# START OF Records to use
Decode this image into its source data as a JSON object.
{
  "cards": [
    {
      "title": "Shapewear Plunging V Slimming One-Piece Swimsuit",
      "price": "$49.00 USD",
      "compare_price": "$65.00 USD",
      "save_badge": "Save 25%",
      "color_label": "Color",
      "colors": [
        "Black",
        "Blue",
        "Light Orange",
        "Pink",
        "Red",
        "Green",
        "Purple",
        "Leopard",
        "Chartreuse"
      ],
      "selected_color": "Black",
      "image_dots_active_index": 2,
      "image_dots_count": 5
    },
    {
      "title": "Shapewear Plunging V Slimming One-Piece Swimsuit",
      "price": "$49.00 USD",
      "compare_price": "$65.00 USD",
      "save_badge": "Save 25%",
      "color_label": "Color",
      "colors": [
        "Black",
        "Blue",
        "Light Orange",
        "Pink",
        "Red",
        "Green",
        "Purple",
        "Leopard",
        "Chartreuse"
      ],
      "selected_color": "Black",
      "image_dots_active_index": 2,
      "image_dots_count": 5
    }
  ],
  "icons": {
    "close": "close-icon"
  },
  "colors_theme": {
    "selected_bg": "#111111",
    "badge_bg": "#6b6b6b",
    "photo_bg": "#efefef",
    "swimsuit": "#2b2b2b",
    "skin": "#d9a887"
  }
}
# END OF Records to use
From the records above, extract everything verbatim.

Decode this image into its source data as a JSON object.
{
  "cards": [
    {
      "title": "Shapewear Plunging V Slimming One-Piece Swimsuit",
      "price": "$49.00 USD",
      "compare_price": "$65.00 USD",
      "save_badge": "Save 25%",
      "color_label": "Color",
      "colors": [
        "Black",
        "Blue",
        "Light Orange",
        "Pink",
        "Red",
        "Green",
        "Purple",
        "Leopard",
        "Chartreuse"
      ],
      "selected_color": "Black",
      "image_dots_active_index": 2,
      "image_dots_count": 5
    },
    {
      "title": "Shapewear Plunging V Slimming One-Piece Swimsuit",
      "price": "$49.00 USD",
      "compare_price": "$65.00 USD",
      "save_badge": "Save 25%",
      "color_label": "Color",
      "colors": [
        "Black",
        "Blue",
        "Light Orange",
        "Pink",
        "Red",
        "Green",
        "Purple",
        "Leopard",
        "Chartreuse"
      ],
      "selected_color": "Black",
      "image_dots_active_index": 2,
      "image_dots_count": 5
    }
  ],
  "icons": {
    "close": "close-icon"
  },
  "colors_theme": {
    "selected_bg": "#111111",
    "badge_bg": "#6b6b6b",
    "photo_bg": "#efefef",
    "swimsuit": "#2b2b2b",
    "skin": "#d9a887"
  }
}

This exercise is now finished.